* Task directions: Please transcribe the stretch of the Syria commentary below that opens with the words containing "- John Kerry" and closes with "Kingdom of Heaven.".

# START OF Passage provided

- The drivellers on the tube this AM insist that Obama should have pulled the trigger on punitive air attacks against Syria over the putative use of Sarin gas. Propaganda and IO are wonderful things. Any sort of "reality" can be generated with good "theming" and enough repetition. Think back pilgrim seekers for truth. The US intelligence community refused to issue a paper affirming that the Syrian government had actually done this. Faute de mieux the politicos of the Obama Administration issued their own paper asserting that the Syrian government had done this thing. There was no real evidence, just assertions. Now this "fact" asserting Syrian government use of gas against civilians is constantly cited by people like the savage woman Nicolle Wallace as evidence of the total culpability of Syria, No! I take that back. She is more interested in scoring points against Obama than anything else.
- John Kerry appeared on Morning Joe today to make various implausible claims:
* Bashar Assad (the man, not the Syrian government) is the essential problem in Syria. According to Kerry, if Assad chose to leave Syria the war would quickly end in a cease fire. For the sake of discussion let us assume that in the absence of Bashar Assad, whatever truly non-Kurdish oppositionists there be would enter into a cease fire. Would IS enter a cease fire? Would the Nusra Front do that as well? The answer is a qualified NO! They, like the Blues Brothers, (Universal Pictures -1980) are "on a mission from God" or at least their vision of God, and their God does not entertain cease fires with those who oppose the vision of his kingdom (varied) that he has given them. Short answer - the jihadis will not enter into a cease fire unless it sets them up for a final push to the Kingdom of Heaven.
* According to Kerry, Sunni Muslims will not accept Assad as president of Syria because he represents a religious minority (Alawis) and is a cruel man. Meanwhile, next door in Iraq the US is courting Sunni Arabs and seeking to persuade them to fight their fellow Sunnis in IS under command of a government in Baghdad that we brought into being. This government is run by and for the interest of Shia Arabs and has a record under several prime ministers of unlimited exclusion of and cruelty toward Sunni Arabs as well as double dealing and treachery toward Sunni Kurds. This whole line of "thought" is nonsense. Baathi Syria always had a large number of Sunnis in its structure and business world. Mustafa Tlas, the former Defense Minister and General Hikmat Shihabi the long time commander of the military are good examples. They were both Sunni Arabs and as I wrote recently there are many, many Sunni Arabs in the Syrian Arab Army. What Kerry is really saying IMO is that the Saudis, Israelis and Erdogan want Bashar Assad gone.

# END OF Passage provided
# START OF Information supplied

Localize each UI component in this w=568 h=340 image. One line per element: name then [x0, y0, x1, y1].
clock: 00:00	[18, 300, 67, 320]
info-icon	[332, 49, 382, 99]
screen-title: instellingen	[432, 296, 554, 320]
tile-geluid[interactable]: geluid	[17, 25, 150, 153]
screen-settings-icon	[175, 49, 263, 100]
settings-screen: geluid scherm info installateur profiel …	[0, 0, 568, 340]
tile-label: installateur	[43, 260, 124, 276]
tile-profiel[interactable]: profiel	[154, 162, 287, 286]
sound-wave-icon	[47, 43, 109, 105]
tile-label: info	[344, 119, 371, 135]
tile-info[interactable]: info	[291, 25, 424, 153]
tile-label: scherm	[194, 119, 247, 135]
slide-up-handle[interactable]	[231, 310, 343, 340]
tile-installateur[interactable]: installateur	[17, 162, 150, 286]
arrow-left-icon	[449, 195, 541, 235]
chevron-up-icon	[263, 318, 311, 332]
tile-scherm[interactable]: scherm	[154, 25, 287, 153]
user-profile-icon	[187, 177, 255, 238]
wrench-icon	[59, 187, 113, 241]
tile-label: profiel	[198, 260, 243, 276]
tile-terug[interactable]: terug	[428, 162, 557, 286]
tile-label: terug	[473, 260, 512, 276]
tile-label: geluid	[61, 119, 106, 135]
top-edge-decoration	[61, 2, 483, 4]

# END OF Information supplied

* Correct output:
- John Kerry appeared on Morning Joe today to make various implausible claims:
* Bashar Assad (the man, not the Syrian government) is the essential problem in Syria. According to Kerry, if Assad chose to leave Syria the war would quickly end in a cease fire. For the sake of discussion let us assume that in the absence of Bashar Assad, whatever truly non-Kurdish oppositionists there be would enter into a cease fire. Would IS enter a cease fire? Would the Nusra Front do that as well? The answer is a qualified NO! They, like the Blues Brothers, (Universal Pictures -1980) are "on a mission from God" or at least their vision of God, and their God does not entertain cease fires with those who oppose the vision of his kingdom (varied) that he has given them. Short answer - the jihadis will not enter into a cease fire unless it sets them up for a final push to the Kingdom of Heaven.